---- Input for this task

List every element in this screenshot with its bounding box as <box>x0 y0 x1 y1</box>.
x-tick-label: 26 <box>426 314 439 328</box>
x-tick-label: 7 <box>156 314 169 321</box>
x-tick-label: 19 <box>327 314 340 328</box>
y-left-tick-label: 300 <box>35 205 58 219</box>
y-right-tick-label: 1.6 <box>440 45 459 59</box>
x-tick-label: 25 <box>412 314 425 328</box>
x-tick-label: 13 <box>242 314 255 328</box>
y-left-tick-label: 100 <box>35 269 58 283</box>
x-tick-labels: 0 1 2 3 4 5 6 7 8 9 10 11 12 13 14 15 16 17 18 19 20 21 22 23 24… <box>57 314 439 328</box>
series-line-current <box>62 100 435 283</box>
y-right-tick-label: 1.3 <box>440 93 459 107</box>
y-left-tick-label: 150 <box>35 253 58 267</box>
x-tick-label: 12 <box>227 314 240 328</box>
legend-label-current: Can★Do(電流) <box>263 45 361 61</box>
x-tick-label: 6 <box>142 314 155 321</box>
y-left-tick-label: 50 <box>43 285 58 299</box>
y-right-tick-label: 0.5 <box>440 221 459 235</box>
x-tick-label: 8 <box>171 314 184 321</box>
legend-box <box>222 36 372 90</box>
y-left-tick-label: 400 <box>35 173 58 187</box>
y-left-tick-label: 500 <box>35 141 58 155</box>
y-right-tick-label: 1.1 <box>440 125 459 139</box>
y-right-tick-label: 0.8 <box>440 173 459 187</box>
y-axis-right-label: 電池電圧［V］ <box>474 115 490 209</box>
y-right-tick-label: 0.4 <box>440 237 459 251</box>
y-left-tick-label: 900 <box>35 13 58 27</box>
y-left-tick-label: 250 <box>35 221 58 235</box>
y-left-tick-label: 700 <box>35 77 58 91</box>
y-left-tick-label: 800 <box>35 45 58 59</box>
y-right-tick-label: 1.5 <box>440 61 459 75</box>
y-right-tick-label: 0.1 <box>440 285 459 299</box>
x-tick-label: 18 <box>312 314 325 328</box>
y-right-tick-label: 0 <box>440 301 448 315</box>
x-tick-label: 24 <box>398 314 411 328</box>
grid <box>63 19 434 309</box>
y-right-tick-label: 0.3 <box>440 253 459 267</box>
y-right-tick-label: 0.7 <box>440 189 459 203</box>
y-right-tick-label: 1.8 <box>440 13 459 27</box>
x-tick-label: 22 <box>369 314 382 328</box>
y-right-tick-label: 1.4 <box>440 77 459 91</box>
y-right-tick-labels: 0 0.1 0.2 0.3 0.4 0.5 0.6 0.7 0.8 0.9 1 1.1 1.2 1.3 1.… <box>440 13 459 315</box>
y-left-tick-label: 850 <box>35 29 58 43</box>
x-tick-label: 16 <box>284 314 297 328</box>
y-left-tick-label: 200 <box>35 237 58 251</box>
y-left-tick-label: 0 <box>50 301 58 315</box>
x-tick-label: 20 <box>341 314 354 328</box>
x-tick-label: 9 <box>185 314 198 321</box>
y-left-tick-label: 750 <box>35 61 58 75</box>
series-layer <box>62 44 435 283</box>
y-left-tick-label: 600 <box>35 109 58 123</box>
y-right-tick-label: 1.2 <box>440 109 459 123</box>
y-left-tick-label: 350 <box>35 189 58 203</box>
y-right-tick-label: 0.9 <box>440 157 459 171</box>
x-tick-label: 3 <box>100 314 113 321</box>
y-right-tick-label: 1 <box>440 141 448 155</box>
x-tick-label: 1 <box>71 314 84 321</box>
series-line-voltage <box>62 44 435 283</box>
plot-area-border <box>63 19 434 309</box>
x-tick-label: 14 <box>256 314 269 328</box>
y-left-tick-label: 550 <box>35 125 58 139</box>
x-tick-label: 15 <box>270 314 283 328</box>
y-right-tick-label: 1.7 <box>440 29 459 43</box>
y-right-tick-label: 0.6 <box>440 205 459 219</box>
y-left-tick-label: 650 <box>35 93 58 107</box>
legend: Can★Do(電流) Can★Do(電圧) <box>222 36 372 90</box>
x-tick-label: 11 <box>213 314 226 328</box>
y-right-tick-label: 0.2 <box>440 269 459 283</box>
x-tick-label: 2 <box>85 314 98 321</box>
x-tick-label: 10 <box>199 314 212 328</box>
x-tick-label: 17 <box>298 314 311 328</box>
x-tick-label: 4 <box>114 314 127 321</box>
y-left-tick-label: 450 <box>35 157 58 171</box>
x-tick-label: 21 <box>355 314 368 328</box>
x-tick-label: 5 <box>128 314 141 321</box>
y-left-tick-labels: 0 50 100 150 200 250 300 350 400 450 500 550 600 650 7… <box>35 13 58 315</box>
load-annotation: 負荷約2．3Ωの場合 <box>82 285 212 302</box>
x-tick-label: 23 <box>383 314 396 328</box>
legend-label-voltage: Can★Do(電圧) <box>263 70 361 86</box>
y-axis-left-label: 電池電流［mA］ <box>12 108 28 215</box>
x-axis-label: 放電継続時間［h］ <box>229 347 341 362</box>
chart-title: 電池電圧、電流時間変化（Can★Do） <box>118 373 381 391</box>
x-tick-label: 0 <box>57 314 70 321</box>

--------

# Short exercise
Repeat every one of the records above, line for line and without any changes.

# Solved exercise
List every element in this screenshot with its bounding box as <box>x0 y0 x1 y1</box>.
x-tick-label: 26 <box>426 314 439 328</box>
x-tick-label: 7 <box>156 314 169 321</box>
x-tick-label: 19 <box>327 314 340 328</box>
y-left-tick-label: 300 <box>35 205 58 219</box>
y-right-tick-label: 1.6 <box>440 45 459 59</box>
x-tick-label: 25 <box>412 314 425 328</box>
x-tick-label: 13 <box>242 314 255 328</box>
y-left-tick-label: 100 <box>35 269 58 283</box>
x-tick-labels: 0 1 2 3 4 5 6 7 8 9 10 11 12 13 14 15 16 17 18 19 20 21 22 23 24… <box>57 314 439 328</box>
series-line-current <box>62 100 435 283</box>
y-right-tick-label: 1.3 <box>440 93 459 107</box>
y-left-tick-label: 150 <box>35 253 58 267</box>
x-tick-label: 12 <box>227 314 240 328</box>
legend-label-current: Can★Do(電流) <box>263 45 361 61</box>
x-tick-label: 6 <box>142 314 155 321</box>
y-left-tick-label: 50 <box>43 285 58 299</box>
y-right-tick-label: 0.5 <box>440 221 459 235</box>
x-tick-label: 8 <box>171 314 184 321</box>
legend-box <box>222 36 372 90</box>
y-left-tick-label: 400 <box>35 173 58 187</box>
y-left-tick-label: 500 <box>35 141 58 155</box>
y-right-tick-label: 1.1 <box>440 125 459 139</box>
y-right-tick-label: 0.8 <box>440 173 459 187</box>
y-axis-right-label: 電池電圧［V］ <box>474 115 490 209</box>
y-right-tick-label: 0.4 <box>440 237 459 251</box>
y-left-tick-label: 900 <box>35 13 58 27</box>
y-left-tick-label: 250 <box>35 221 58 235</box>
y-left-tick-label: 700 <box>35 77 58 91</box>
y-left-tick-label: 800 <box>35 45 58 59</box>
y-right-tick-label: 1.5 <box>440 61 459 75</box>
y-right-tick-label: 0.1 <box>440 285 459 299</box>
x-tick-label: 18 <box>312 314 325 328</box>
y-right-tick-label: 0 <box>440 301 448 315</box>
x-tick-label: 24 <box>398 314 411 328</box>
grid <box>63 19 434 309</box>
y-right-tick-label: 0.3 <box>440 253 459 267</box>
y-right-tick-label: 0.7 <box>440 189 459 203</box>
y-right-tick-label: 1.8 <box>440 13 459 27</box>
x-tick-label: 22 <box>369 314 382 328</box>
y-right-tick-label: 1.4 <box>440 77 459 91</box>
y-right-tick-labels: 0 0.1 0.2 0.3 0.4 0.5 0.6 0.7 0.8 0.9 1 1.1 1.2 1.3 1.… <box>440 13 459 315</box>
y-left-tick-label: 850 <box>35 29 58 43</box>
x-tick-label: 16 <box>284 314 297 328</box>
y-left-tick-label: 200 <box>35 237 58 251</box>
y-left-tick-label: 0 <box>50 301 58 315</box>
x-tick-label: 20 <box>341 314 354 328</box>
x-tick-label: 9 <box>185 314 198 321</box>
y-left-tick-label: 750 <box>35 61 58 75</box>
series-layer <box>62 44 435 283</box>
y-left-tick-label: 600 <box>35 109 58 123</box>
y-right-tick-label: 1.2 <box>440 109 459 123</box>
y-left-tick-label: 350 <box>35 189 58 203</box>
y-right-tick-label: 0.9 <box>440 157 459 171</box>
x-tick-label: 3 <box>100 314 113 321</box>
y-right-tick-label: 1 <box>440 141 448 155</box>
x-tick-label: 1 <box>71 314 84 321</box>
series-line-voltage <box>62 44 435 283</box>
plot-area-border <box>63 19 434 309</box>
x-tick-label: 14 <box>256 314 269 328</box>
y-left-tick-label: 550 <box>35 125 58 139</box>
x-tick-label: 15 <box>270 314 283 328</box>
y-right-tick-label: 1.7 <box>440 29 459 43</box>
y-right-tick-label: 0.6 <box>440 205 459 219</box>
y-left-tick-label: 650 <box>35 93 58 107</box>
legend: Can★Do(電流) Can★Do(電圧) <box>222 36 372 90</box>
x-tick-label: 11 <box>213 314 226 328</box>
y-right-tick-label: 0.2 <box>440 269 459 283</box>
x-tick-label: 2 <box>85 314 98 321</box>
x-tick-label: 10 <box>199 314 212 328</box>
x-tick-label: 17 <box>298 314 311 328</box>
x-tick-label: 4 <box>114 314 127 321</box>
y-left-tick-label: 450 <box>35 157 58 171</box>
x-tick-label: 21 <box>355 314 368 328</box>
x-tick-label: 5 <box>128 314 141 321</box>
y-left-tick-labels: 0 50 100 150 200 250 300 350 400 450 500 550 600 650 7… <box>35 13 58 315</box>
load-annotation: 負荷約2．3Ωの場合 <box>82 285 212 302</box>
x-tick-label: 23 <box>383 314 396 328</box>
legend-label-voltage: Can★Do(電圧) <box>263 70 361 86</box>
y-axis-left-label: 電池電流［mA］ <box>12 108 28 215</box>
x-axis-label: 放電継続時間［h］ <box>229 347 341 362</box>
chart-title: 電池電圧、電流時間変化（Can★Do） <box>118 373 381 391</box>
x-tick-label: 0 <box>57 314 70 321</box>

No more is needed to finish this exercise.